Collected data entries.
----

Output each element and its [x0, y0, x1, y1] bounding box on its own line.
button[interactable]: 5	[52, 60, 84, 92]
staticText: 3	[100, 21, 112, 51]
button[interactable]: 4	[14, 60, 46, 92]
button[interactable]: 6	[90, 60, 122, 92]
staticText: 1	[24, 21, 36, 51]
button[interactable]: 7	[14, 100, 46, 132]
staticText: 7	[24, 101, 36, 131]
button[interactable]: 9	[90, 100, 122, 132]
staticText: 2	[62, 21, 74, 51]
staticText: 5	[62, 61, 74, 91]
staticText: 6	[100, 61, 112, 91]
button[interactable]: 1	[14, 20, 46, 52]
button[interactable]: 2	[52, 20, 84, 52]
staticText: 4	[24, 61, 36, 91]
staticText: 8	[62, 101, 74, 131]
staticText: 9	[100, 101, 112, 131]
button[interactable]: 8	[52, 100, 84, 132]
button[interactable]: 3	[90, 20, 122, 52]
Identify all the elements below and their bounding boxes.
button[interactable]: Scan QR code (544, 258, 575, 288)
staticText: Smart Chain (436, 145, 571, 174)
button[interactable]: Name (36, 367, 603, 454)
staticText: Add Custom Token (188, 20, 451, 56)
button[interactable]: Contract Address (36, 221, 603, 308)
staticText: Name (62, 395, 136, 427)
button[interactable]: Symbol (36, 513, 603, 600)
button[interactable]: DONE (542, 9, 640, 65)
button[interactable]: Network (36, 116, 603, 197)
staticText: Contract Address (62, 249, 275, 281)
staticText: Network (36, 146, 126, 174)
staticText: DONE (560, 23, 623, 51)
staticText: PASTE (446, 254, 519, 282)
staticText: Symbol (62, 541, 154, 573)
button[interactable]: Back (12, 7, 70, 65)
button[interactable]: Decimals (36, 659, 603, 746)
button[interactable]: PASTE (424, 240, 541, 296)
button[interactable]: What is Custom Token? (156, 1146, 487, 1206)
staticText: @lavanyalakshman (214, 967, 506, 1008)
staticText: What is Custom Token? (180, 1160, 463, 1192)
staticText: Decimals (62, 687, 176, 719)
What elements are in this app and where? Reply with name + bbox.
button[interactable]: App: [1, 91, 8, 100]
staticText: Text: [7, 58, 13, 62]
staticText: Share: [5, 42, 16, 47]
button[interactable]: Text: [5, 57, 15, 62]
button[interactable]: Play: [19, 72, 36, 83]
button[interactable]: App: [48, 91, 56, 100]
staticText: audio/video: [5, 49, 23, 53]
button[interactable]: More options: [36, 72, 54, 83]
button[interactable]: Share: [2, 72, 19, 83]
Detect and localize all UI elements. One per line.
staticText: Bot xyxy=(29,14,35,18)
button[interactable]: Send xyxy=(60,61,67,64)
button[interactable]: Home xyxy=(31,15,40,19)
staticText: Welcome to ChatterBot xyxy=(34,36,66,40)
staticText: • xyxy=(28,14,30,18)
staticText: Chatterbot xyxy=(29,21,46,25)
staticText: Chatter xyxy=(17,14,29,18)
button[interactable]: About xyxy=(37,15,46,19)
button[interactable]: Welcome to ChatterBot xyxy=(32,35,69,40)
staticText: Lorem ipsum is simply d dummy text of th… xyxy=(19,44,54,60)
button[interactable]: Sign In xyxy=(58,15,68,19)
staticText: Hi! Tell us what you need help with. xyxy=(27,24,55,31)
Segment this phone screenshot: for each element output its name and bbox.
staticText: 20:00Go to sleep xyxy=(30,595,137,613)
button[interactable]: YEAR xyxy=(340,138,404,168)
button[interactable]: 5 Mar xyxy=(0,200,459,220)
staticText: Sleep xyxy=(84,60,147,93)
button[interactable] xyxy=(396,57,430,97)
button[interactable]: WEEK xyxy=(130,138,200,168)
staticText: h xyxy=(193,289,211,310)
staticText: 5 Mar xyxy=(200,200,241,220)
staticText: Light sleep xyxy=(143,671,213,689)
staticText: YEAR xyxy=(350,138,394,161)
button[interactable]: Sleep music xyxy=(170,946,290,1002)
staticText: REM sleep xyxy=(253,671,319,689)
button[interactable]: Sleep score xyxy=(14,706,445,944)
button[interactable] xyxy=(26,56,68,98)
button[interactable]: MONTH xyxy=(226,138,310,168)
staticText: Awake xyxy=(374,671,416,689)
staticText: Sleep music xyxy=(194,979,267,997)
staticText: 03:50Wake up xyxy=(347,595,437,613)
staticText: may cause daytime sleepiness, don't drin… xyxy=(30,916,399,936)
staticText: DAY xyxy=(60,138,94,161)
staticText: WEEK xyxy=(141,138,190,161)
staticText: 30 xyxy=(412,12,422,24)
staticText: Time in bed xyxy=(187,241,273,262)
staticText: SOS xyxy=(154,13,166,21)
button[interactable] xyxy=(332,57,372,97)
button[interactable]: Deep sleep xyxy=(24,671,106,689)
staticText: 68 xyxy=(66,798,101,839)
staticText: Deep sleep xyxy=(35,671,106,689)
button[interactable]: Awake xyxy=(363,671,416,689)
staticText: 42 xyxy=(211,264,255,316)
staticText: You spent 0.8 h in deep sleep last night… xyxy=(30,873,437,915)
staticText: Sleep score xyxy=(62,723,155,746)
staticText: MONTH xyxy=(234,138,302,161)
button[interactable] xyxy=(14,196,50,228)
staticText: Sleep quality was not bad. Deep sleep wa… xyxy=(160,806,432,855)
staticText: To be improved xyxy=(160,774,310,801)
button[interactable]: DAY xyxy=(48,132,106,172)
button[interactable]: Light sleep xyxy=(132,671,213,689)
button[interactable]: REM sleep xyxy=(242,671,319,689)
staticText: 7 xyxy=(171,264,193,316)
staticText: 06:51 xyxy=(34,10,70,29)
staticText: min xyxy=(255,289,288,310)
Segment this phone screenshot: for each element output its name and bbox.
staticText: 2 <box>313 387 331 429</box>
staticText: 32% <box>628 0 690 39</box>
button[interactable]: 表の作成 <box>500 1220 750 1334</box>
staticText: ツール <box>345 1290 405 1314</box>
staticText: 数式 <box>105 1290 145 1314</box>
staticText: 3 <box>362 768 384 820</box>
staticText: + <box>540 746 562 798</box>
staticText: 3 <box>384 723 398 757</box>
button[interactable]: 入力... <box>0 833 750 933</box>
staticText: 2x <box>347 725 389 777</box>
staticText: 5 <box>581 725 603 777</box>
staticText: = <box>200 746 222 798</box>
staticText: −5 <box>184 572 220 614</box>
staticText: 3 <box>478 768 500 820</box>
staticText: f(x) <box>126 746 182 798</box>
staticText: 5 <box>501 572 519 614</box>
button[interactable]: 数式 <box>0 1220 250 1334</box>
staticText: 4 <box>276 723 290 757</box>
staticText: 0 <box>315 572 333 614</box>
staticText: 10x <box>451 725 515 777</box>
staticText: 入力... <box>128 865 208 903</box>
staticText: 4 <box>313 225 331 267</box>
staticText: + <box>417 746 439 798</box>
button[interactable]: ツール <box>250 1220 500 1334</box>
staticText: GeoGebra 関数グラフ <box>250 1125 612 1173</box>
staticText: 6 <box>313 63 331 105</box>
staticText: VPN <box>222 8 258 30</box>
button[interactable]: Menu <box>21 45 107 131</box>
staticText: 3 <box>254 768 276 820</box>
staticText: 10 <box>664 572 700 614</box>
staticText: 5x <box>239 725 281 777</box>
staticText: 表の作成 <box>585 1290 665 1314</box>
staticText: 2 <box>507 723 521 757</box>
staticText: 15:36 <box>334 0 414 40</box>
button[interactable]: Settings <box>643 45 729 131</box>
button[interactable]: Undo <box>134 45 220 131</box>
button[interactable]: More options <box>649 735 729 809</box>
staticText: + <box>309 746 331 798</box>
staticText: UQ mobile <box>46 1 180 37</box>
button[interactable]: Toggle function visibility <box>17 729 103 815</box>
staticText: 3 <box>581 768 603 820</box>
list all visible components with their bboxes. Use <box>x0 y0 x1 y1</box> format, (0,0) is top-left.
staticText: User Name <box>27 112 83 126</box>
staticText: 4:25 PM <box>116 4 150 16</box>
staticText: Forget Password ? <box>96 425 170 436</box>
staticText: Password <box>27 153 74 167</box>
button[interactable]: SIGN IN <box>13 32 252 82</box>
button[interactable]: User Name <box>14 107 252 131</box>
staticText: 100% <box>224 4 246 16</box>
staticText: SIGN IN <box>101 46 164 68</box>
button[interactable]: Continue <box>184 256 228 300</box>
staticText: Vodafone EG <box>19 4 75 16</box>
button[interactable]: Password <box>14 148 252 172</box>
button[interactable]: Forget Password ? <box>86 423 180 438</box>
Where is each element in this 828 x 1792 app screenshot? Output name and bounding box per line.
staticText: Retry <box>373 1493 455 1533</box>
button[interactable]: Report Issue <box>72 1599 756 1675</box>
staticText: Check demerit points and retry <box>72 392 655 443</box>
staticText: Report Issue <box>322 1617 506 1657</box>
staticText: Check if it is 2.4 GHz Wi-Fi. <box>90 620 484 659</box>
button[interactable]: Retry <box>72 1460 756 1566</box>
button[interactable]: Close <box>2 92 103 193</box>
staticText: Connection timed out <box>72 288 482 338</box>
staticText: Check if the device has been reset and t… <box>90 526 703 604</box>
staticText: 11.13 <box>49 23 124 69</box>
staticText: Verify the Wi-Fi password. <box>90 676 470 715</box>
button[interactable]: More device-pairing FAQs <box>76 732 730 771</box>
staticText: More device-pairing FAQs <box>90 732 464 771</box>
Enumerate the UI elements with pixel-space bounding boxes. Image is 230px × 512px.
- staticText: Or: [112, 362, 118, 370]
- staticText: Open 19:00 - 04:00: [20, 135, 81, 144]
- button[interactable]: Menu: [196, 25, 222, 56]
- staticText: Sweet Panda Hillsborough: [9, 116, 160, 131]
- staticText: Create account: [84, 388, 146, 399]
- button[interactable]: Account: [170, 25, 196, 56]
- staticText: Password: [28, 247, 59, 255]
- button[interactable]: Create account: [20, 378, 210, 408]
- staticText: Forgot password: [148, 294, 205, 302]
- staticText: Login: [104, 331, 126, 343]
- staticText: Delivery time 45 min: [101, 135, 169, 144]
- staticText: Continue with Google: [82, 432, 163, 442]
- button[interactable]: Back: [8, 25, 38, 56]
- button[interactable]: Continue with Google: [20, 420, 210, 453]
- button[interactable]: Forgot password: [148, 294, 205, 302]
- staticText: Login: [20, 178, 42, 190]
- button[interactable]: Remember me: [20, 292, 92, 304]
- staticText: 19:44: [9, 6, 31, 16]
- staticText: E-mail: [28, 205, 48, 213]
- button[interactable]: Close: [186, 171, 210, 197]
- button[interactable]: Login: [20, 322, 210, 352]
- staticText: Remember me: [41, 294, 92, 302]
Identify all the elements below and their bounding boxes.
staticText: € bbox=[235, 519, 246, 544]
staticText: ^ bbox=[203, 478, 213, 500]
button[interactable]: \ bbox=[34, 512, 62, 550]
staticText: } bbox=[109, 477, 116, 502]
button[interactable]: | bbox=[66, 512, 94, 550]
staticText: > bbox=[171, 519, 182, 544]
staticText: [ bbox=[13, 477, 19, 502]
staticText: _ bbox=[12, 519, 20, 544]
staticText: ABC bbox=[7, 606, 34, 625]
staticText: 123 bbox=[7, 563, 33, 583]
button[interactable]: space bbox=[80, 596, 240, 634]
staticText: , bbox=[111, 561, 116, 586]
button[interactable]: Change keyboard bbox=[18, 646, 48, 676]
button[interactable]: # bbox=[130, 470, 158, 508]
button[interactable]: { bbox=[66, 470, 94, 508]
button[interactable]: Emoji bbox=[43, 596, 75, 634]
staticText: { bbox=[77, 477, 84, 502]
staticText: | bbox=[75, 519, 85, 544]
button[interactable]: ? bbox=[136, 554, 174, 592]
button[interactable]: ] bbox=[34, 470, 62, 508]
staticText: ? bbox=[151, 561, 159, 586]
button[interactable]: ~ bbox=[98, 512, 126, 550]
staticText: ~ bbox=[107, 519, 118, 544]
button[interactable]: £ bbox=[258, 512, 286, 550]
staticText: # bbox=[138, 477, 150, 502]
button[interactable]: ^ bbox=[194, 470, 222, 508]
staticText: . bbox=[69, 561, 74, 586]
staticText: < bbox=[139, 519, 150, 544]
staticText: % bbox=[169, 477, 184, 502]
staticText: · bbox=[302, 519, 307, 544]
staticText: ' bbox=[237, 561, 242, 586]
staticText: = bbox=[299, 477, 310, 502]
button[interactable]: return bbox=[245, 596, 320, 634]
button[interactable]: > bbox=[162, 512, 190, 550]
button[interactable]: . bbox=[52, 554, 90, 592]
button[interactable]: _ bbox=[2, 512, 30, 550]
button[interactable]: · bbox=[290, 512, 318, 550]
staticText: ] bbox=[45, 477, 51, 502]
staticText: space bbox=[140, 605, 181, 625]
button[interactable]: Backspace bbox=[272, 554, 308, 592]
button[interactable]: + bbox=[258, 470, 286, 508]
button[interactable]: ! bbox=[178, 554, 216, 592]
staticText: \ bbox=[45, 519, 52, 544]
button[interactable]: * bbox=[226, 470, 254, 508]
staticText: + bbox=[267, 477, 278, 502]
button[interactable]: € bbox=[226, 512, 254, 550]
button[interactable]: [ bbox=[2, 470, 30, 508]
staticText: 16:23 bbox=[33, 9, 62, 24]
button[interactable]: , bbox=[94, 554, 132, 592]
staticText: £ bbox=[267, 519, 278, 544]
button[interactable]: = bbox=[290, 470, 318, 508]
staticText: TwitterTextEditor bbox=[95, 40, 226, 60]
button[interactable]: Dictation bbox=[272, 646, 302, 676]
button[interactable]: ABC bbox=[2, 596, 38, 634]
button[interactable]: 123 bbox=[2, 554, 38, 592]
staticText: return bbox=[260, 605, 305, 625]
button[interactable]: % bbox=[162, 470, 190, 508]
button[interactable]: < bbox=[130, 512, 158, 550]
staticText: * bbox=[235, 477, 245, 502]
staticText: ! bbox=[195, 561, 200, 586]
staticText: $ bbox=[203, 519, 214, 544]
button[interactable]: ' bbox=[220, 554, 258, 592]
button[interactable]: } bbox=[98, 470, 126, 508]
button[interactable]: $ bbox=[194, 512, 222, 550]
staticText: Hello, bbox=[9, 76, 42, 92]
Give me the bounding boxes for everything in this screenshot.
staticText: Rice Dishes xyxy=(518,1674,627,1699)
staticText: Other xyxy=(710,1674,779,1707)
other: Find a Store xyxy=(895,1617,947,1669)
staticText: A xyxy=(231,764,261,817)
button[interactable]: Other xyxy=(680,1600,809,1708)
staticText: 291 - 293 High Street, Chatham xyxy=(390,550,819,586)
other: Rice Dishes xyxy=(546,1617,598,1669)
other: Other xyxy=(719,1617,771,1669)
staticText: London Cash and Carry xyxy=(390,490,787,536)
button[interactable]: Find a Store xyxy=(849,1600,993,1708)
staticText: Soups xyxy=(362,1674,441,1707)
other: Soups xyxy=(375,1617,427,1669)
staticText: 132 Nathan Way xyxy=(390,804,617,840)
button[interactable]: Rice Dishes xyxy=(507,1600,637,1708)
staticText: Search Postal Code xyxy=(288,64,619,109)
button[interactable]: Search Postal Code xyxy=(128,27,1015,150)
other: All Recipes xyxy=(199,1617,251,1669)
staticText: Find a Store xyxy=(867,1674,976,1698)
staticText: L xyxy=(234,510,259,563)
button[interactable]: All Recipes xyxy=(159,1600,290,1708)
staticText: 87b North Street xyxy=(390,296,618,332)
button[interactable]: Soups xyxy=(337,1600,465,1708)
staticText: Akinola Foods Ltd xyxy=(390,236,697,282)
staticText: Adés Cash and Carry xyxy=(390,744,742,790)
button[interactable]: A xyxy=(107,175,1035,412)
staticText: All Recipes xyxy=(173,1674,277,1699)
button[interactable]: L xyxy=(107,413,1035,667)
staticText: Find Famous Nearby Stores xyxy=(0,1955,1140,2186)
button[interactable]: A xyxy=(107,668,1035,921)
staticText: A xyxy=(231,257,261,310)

----

Exercise objective.
Copy the rows word for word, from the first line through the line that contains "21, 36, 51]".

Exercise response.
Output each element and its [x0, y0, x1, y1] bounding box on its own line.
button[interactable]: 5	[52, 60, 84, 92]
staticText: 3	[100, 21, 112, 51]
button[interactable]: 4	[14, 60, 46, 92]
button[interactable]: 6	[90, 60, 122, 92]
staticText: 1	[24, 21, 36, 51]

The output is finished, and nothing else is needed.